■ What to do
Reproduce the following records exactly from the line containing "Output a JSON" onward, ending with the last line and including it.

■ Material to process
□ □ □ □ □

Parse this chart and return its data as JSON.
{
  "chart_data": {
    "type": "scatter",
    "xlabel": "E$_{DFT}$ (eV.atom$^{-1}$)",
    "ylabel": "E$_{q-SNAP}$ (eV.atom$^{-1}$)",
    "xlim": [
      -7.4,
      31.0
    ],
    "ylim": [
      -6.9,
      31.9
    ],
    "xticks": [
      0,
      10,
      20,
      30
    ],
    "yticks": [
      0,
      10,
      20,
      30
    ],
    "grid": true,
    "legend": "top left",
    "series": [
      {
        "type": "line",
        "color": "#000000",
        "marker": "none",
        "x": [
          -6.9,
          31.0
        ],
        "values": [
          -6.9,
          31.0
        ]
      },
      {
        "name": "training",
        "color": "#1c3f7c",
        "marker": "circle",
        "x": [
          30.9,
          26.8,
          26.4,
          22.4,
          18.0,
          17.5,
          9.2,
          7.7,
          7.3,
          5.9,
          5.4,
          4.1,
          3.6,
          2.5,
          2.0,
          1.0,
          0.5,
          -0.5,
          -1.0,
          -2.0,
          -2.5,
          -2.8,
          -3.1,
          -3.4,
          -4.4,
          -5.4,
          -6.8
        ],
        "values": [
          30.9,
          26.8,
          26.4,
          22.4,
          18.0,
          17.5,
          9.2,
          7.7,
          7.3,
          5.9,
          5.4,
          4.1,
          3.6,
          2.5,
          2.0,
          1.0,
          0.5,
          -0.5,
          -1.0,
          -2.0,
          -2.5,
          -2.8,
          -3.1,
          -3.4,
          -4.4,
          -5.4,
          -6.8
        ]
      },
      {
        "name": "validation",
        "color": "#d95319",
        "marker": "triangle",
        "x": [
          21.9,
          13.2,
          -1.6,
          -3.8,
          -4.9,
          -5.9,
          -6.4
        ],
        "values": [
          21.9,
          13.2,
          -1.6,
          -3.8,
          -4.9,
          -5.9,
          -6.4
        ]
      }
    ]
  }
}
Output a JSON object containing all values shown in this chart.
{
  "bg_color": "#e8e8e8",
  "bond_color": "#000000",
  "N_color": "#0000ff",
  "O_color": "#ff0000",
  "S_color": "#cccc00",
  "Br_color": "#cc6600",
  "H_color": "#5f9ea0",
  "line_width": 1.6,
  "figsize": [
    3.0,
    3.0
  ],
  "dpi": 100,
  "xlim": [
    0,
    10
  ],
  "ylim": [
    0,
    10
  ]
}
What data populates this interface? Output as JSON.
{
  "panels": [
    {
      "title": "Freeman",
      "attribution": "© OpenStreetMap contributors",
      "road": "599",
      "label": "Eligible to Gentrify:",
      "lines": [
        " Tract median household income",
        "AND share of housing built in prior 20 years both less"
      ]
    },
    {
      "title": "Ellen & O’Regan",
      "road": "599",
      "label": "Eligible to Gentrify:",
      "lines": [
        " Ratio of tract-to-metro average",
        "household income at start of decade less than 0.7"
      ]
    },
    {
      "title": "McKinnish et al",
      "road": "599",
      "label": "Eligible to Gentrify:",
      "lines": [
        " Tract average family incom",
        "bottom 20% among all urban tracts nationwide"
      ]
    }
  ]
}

□ □ □ □ □

■ Result
Output a JSON object containing all values shown in this chart.
{
  "bg_color": "#e8e8e8",
  "bond_color": "#000000",
  "N_color": "#0000ff",
  "O_color": "#ff0000",
  "S_color": "#cccc00",
  "Br_color": "#cc6600",
  "H_color": "#5f9ea0",
  "line_width": 1.6,
  "figsize": [
    3.0,
    3.0
  ],
  "dpi": 100,
  "xlim": [
    0,
    10
  ],
  "ylim": [
    0,
    10
  ]
}
What data populates this interface? Output as JSON.
{
  "panels": [
    {
      "title": "Freeman",
      "attribution": "© OpenStreetMap contributors",
      "road": "599",
      "label": "Eligible to Gentrify:",
      "lines": [
        " Tract median household income",
        "AND share of housing built in prior 20 years both less"
      ]
    },
    {
      "title": "Ellen & O’Regan",
      "road": "599",
      "label": "Eligible to Gentrify:",
      "lines": [
        " Ratio of tract-to-metro average",
        "household income at start of decade less than 0.7"
      ]
    },
    {
      "title": "McKinnish et al",
      "road": "599",
      "label": "Eligible to Gentrify:",
      "lines": [
        " Tract average family incom",
        "bottom 20% among all urban tracts nationwide"
      ]
    }
  ]
}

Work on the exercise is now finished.